-- Start of SUPPLIED RECORDS --

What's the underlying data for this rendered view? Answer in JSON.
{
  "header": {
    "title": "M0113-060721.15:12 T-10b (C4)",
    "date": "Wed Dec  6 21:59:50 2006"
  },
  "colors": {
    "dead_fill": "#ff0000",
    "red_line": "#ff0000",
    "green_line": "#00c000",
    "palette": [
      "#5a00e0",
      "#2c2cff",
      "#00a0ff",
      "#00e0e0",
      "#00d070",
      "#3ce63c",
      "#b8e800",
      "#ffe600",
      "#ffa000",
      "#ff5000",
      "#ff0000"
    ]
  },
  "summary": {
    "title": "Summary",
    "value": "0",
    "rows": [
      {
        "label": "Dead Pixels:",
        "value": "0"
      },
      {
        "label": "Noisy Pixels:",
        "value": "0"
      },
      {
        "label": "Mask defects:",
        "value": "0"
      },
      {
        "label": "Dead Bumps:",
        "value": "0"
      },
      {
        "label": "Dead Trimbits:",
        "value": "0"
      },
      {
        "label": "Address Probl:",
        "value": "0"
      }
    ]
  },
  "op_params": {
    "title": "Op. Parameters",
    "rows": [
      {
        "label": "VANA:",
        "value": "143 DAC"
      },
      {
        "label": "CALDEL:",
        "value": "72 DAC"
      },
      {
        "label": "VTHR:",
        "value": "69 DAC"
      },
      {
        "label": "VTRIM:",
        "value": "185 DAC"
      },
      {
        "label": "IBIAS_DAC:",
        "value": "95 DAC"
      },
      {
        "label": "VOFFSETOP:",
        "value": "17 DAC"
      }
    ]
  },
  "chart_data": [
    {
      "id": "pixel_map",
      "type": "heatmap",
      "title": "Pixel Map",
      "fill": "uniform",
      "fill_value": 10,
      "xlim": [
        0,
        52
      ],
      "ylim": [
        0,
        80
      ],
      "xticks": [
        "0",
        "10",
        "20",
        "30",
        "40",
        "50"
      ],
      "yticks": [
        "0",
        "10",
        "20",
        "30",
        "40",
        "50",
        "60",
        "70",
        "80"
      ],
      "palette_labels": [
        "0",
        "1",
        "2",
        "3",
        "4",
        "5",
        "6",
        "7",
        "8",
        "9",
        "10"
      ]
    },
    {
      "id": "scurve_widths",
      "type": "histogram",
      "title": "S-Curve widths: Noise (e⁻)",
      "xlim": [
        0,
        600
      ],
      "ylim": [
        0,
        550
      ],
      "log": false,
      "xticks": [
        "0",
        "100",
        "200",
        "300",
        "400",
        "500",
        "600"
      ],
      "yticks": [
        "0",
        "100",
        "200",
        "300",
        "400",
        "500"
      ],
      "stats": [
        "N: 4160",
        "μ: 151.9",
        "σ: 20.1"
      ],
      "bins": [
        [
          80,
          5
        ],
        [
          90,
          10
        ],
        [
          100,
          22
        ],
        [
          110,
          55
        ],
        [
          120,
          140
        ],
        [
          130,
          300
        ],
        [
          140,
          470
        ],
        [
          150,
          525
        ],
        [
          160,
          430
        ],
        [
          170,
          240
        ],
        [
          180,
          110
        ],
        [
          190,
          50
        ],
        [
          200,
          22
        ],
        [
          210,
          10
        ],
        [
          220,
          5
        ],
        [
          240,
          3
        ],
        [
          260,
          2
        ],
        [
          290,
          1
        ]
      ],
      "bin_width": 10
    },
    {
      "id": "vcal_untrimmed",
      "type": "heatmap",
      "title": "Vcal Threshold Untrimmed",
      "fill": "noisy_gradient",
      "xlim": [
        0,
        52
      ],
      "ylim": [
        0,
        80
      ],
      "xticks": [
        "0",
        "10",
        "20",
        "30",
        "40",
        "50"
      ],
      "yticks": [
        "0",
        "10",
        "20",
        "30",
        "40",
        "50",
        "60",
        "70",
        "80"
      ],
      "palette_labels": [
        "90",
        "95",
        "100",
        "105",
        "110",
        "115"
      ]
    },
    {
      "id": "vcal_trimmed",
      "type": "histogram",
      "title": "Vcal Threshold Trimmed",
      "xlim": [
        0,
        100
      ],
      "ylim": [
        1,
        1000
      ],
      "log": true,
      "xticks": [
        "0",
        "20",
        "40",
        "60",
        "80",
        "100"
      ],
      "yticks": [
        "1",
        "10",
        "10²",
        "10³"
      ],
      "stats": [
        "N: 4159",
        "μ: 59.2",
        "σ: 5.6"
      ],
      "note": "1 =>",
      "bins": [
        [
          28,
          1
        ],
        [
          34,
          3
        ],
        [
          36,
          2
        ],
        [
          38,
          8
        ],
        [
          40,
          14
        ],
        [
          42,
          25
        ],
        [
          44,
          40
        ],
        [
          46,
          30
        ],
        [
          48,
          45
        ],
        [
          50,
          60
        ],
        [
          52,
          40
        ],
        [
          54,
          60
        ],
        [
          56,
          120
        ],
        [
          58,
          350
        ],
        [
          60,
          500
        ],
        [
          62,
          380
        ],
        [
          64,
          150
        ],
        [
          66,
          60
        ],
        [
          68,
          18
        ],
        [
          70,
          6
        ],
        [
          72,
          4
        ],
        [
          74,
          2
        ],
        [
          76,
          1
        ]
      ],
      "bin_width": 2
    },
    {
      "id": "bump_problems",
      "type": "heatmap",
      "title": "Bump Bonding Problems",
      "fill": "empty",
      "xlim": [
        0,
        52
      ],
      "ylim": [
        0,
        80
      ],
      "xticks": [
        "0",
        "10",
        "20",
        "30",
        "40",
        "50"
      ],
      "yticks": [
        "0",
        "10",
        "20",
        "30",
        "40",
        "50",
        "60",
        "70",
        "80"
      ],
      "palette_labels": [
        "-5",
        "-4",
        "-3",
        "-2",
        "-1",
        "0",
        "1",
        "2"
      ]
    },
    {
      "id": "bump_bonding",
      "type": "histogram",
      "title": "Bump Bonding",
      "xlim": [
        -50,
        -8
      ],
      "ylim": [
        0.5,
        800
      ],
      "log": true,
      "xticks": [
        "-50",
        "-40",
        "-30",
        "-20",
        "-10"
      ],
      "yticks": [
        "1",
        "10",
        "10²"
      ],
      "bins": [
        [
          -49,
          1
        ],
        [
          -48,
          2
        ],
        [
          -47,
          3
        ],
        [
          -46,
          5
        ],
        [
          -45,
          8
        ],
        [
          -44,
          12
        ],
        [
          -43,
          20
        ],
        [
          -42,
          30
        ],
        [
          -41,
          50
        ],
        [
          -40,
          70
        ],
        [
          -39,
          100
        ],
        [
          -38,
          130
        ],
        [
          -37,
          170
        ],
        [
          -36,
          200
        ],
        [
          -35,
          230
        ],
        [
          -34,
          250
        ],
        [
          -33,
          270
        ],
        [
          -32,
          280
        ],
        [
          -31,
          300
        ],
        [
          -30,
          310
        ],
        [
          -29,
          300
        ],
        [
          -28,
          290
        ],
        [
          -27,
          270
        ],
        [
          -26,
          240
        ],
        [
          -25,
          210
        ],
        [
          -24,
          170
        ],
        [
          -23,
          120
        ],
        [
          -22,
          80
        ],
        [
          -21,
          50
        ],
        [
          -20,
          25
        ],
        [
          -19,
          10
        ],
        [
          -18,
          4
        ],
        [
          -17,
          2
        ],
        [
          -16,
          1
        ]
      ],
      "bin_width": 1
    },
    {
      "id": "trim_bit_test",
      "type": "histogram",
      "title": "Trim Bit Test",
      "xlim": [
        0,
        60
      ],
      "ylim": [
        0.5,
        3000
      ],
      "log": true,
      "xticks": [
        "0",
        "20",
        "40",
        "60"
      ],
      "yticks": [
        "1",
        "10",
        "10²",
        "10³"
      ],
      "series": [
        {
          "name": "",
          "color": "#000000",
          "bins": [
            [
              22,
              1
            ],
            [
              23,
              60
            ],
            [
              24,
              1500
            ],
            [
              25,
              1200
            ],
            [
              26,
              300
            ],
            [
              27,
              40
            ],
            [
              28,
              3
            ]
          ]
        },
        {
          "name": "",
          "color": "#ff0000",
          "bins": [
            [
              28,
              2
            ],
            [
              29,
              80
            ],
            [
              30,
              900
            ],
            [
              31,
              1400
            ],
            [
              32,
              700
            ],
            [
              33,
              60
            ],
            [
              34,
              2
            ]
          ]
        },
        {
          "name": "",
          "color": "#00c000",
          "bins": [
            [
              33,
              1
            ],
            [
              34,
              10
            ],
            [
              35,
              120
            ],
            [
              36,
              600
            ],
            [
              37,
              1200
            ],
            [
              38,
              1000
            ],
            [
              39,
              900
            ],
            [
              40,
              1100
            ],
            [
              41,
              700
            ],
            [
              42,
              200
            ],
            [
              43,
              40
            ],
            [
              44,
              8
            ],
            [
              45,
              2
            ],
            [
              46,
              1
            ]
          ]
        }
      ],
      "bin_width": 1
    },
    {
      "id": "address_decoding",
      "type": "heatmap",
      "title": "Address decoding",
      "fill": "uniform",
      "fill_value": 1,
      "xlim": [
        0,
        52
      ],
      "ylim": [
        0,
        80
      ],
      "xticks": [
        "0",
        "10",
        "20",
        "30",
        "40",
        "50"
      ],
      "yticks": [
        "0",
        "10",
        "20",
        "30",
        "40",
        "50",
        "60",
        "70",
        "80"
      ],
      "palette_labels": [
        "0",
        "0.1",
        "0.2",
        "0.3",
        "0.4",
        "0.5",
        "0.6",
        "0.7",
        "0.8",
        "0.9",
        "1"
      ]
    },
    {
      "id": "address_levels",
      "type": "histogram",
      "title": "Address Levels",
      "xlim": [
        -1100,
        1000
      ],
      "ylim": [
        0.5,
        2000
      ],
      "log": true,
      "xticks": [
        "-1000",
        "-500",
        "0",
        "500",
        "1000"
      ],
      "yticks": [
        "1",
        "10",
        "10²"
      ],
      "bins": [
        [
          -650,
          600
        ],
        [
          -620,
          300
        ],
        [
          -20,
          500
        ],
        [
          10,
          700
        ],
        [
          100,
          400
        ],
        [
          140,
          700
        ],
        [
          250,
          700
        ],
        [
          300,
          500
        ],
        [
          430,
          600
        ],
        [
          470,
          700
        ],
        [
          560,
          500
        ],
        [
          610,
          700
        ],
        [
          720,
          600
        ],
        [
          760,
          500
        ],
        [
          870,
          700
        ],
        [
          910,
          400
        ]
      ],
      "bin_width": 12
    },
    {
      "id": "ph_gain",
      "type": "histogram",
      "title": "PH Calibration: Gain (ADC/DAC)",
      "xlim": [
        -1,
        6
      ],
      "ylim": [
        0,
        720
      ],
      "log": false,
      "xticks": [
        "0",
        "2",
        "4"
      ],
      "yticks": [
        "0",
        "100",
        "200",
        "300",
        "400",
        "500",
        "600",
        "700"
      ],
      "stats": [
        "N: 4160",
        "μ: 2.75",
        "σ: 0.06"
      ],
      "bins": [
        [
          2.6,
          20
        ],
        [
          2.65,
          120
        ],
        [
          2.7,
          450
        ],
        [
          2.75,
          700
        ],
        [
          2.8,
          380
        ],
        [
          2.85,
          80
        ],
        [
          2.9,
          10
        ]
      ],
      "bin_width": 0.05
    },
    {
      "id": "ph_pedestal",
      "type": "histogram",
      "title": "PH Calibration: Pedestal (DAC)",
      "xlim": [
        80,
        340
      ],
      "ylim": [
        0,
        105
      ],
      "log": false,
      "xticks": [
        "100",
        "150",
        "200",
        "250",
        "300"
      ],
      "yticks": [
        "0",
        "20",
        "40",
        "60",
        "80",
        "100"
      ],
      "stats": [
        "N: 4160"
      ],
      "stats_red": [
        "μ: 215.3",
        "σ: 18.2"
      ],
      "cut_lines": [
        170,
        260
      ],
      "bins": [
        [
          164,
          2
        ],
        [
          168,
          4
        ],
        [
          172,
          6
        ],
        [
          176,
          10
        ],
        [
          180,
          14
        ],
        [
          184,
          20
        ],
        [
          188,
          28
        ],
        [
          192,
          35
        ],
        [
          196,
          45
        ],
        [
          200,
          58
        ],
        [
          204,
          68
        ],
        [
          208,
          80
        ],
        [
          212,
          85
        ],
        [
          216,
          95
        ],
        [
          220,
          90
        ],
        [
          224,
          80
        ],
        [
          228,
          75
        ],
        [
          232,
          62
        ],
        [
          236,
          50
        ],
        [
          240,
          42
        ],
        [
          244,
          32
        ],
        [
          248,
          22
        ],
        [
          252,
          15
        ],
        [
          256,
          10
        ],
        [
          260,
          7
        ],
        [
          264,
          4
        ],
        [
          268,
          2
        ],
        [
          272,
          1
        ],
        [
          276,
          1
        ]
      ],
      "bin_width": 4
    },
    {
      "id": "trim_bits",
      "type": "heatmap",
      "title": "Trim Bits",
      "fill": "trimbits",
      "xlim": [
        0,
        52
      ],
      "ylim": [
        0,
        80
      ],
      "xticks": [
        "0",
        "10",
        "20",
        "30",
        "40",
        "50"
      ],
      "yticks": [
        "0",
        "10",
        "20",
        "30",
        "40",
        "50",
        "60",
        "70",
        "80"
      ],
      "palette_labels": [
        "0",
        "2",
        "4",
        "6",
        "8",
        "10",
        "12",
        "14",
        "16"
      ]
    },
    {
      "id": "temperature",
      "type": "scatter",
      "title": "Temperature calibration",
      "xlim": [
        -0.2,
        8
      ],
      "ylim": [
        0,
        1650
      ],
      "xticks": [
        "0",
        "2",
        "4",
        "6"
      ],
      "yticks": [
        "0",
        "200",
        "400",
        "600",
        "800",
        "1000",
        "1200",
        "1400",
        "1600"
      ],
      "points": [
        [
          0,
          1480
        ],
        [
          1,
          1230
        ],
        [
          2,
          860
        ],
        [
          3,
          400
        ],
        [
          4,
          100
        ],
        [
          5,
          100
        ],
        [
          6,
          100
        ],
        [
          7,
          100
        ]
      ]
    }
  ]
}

-- End of SUPPLIED RECORDS --
-- Start of SUPPLIED RECORDS --

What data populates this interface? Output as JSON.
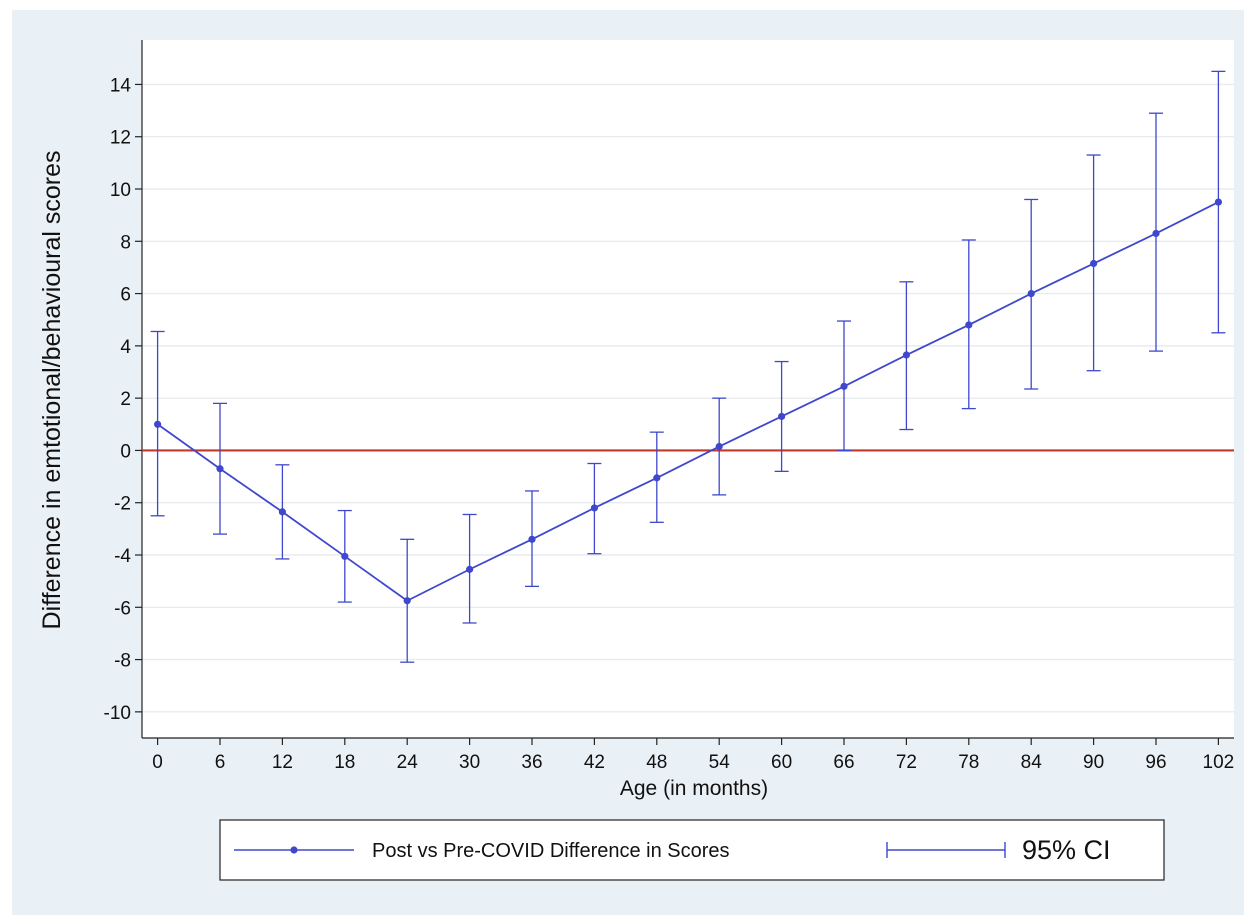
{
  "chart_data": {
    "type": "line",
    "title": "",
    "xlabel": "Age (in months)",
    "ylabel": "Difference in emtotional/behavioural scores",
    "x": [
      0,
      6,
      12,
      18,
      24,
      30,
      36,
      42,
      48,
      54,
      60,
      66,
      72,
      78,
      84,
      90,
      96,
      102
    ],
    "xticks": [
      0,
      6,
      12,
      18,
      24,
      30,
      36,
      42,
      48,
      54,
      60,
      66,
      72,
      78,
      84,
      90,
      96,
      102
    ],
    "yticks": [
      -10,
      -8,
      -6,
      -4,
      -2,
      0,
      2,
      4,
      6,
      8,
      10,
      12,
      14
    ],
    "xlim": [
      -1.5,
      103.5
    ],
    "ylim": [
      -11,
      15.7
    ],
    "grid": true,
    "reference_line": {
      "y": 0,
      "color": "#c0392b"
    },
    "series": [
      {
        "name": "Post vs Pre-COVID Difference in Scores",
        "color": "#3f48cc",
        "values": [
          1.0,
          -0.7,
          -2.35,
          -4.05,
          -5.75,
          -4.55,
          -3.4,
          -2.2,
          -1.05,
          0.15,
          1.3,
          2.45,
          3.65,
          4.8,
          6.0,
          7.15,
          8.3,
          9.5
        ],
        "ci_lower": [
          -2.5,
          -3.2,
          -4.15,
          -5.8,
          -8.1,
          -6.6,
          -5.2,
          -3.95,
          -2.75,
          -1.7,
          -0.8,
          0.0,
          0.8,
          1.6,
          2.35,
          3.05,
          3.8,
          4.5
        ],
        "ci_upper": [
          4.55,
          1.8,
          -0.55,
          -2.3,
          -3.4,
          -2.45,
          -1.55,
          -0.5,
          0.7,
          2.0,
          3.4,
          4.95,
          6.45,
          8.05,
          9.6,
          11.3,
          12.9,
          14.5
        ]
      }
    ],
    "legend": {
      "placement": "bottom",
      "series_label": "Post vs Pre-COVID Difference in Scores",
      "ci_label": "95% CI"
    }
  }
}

-- End of SUPPLIED RECORDS --
-- Start of SUPPLIED RECORDS --

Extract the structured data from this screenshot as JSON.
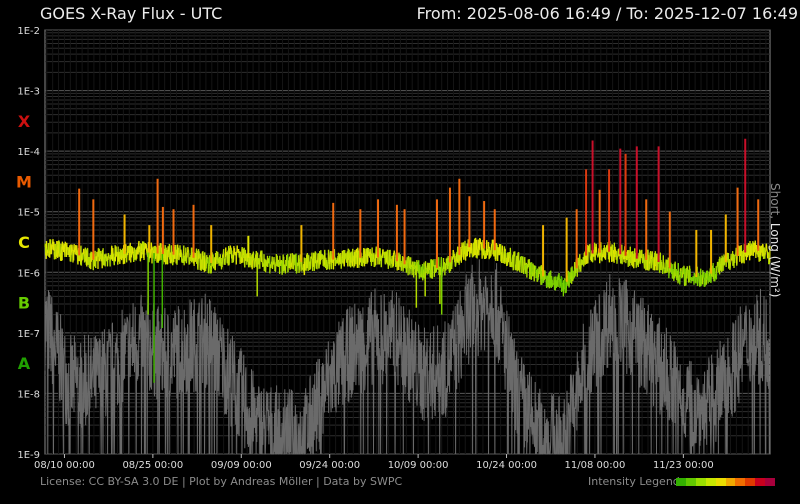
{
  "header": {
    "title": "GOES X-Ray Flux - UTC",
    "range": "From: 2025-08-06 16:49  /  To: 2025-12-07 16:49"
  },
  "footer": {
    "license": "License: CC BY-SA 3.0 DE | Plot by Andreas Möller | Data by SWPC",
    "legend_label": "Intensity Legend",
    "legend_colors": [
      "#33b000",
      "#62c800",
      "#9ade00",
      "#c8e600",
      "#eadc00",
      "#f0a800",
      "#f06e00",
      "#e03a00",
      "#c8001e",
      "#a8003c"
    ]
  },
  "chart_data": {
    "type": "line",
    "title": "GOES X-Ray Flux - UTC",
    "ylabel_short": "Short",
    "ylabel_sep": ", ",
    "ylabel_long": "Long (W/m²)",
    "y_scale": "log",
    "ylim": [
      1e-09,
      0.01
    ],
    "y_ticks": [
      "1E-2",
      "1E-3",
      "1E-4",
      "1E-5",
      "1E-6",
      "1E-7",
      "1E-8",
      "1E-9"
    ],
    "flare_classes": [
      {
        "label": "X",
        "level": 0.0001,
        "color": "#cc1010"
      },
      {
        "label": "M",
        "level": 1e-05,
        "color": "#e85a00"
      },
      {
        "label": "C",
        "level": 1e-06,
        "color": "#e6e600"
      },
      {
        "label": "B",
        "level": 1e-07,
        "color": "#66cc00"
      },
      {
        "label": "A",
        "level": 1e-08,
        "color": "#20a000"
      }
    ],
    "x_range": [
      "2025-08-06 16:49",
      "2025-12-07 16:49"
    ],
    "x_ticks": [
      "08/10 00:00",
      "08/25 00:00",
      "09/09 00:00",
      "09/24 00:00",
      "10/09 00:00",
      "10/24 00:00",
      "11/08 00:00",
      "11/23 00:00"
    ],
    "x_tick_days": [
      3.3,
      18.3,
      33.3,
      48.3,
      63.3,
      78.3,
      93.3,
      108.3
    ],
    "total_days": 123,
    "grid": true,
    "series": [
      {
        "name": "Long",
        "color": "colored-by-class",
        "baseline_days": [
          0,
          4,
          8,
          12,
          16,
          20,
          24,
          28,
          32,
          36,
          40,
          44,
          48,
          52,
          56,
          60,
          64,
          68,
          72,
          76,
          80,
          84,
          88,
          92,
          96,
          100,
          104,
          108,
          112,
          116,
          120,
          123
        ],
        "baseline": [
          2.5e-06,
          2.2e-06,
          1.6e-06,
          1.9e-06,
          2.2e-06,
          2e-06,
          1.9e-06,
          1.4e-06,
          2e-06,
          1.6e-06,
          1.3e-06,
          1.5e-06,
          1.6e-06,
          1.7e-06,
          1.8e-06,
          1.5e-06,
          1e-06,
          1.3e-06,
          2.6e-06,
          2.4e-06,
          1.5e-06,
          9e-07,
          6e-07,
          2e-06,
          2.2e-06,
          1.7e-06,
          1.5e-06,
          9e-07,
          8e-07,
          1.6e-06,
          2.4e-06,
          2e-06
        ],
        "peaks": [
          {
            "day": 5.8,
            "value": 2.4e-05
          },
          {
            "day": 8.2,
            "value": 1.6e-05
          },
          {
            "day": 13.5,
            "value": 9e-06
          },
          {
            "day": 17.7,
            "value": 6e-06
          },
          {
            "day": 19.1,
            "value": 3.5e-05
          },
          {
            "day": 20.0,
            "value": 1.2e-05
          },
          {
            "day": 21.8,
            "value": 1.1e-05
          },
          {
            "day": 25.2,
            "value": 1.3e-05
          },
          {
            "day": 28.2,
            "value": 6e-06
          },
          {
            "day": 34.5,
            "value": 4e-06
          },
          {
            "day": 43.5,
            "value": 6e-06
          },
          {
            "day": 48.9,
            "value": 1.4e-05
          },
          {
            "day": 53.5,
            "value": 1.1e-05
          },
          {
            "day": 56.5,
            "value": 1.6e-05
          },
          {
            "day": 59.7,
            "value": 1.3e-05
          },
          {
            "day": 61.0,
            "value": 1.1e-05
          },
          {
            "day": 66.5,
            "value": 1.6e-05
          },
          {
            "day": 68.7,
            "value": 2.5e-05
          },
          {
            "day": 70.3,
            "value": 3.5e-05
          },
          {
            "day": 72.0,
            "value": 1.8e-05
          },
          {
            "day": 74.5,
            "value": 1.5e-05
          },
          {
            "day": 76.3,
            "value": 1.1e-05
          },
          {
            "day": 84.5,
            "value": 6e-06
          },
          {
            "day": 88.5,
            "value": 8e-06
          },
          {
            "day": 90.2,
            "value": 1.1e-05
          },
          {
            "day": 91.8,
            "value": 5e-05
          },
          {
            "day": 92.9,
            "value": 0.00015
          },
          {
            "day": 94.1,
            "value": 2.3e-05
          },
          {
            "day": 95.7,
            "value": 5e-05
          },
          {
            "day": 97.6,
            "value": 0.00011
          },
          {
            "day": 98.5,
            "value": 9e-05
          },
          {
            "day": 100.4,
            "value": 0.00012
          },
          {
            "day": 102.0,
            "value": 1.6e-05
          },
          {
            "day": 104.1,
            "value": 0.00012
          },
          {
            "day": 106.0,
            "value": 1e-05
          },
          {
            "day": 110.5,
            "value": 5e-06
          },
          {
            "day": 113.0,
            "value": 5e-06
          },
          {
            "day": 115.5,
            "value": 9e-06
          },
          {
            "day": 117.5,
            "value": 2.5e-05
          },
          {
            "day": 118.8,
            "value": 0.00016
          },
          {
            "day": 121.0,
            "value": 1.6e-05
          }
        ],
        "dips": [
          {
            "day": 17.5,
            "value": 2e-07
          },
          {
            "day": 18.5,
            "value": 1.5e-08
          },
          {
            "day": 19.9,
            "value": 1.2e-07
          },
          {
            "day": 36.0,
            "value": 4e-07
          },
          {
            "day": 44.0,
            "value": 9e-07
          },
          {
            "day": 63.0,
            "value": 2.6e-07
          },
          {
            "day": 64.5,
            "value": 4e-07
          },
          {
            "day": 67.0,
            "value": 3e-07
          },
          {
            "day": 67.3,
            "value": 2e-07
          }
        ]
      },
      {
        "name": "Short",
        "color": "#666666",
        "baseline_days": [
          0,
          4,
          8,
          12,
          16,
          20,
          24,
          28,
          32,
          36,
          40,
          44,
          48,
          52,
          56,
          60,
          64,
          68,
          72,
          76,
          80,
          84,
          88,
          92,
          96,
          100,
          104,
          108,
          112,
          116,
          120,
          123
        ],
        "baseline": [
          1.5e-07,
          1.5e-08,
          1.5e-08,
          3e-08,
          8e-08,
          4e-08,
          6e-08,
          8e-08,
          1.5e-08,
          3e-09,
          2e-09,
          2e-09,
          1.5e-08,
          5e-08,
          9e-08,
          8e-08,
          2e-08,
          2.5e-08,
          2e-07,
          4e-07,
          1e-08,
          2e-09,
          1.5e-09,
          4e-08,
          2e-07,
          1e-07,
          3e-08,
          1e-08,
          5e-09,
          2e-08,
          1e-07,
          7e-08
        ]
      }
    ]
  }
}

-- End of SUPPLIED RECORDS --

• **TASK STATEMENT**:
Lines containing the word "Threshold" must all be returned from the material above.

• **TASK SOLUTION**:
      "title": "Vcal Threshold Untrimmed",
      "title": "Vcal Threshold Trimmed",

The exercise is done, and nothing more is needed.